# [Task goal]
All of the data below must be repeated exactly.

# [Records for this exercise]
——

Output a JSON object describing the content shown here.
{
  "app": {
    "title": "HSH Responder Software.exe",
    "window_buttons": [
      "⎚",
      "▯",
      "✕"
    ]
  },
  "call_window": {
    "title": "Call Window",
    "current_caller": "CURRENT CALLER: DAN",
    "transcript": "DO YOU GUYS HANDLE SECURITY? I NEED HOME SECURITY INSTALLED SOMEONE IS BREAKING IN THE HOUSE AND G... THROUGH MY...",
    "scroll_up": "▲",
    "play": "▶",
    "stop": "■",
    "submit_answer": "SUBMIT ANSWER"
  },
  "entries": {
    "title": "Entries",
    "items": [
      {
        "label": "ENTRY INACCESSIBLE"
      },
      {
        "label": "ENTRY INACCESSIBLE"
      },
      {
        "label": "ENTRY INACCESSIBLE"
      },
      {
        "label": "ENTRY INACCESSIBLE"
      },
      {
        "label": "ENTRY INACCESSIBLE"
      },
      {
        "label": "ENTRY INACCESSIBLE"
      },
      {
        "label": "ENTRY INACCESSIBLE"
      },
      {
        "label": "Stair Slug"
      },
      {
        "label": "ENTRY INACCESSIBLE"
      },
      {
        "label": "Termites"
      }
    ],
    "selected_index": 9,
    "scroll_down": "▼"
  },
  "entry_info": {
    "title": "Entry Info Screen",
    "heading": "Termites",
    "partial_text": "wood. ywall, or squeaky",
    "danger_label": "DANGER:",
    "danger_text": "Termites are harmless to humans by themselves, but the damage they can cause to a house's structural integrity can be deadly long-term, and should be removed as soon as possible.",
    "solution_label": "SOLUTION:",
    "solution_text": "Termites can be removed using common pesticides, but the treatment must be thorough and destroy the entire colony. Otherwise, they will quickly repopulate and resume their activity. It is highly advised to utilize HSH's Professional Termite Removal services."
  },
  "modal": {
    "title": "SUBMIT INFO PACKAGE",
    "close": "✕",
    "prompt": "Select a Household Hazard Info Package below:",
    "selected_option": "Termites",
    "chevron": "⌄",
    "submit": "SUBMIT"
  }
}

——

# [Solution to this exercise]
Output a JSON object describing the content shown here.
{
  "app": {
    "title": "HSH Responder Software.exe",
    "window_buttons": [
      "⎚",
      "▯",
      "✕"
    ]
  },
  "call_window": {
    "title": "Call Window",
    "current_caller": "CURRENT CALLER: DAN",
    "transcript": "DO YOU GUYS HANDLE SECURITY? I NEED HOME SECURITY INSTALLED SOMEONE IS BREAKING IN THE HOUSE AND G... THROUGH MY...",
    "scroll_up": "▲",
    "play": "▶",
    "stop": "■",
    "submit_answer": "SUBMIT ANSWER"
  },
  "entries": {
    "title": "Entries",
    "items": [
      {
        "label": "ENTRY INACCESSIBLE"
      },
      {
        "label": "ENTRY INACCESSIBLE"
      },
      {
        "label": "ENTRY INACCESSIBLE"
      },
      {
        "label": "ENTRY INACCESSIBLE"
      },
      {
        "label": "ENTRY INACCESSIBLE"
      },
      {
        "label": "ENTRY INACCESSIBLE"
      },
      {
        "label": "ENTRY INACCESSIBLE"
      },
      {
        "label": "Stair Slug"
      },
      {
        "label": "ENTRY INACCESSIBLE"
      },
      {
        "label": "Termites"
      }
    ],
    "selected_index": 9,
    "scroll_down": "▼"
  },
  "entry_info": {
    "title": "Entry Info Screen",
    "heading": "Termites",
    "partial_text": "wood. ywall, or squeaky",
    "danger_label": "DANGER:",
    "danger_text": "Termites are harmless to humans by themselves, but the damage they can cause to a house's structural integrity can be deadly long-term, and should be removed as soon as possible.",
    "solution_label": "SOLUTION:",
    "solution_text": "Termites can be removed using common pesticides, but the treatment must be thorough and destroy the entire colony. Otherwise, they will quickly repopulate and resume their activity. It is highly advised to utilize HSH's Professional Termite Removal services."
  },
  "modal": {
    "title": "SUBMIT INFO PACKAGE",
    "close": "✕",
    "prompt": "Select a Household Hazard Info Package below:",
    "selected_option": "Termites",
    "chevron": "⌄",
    "submit": "SUBMIT"
  }
}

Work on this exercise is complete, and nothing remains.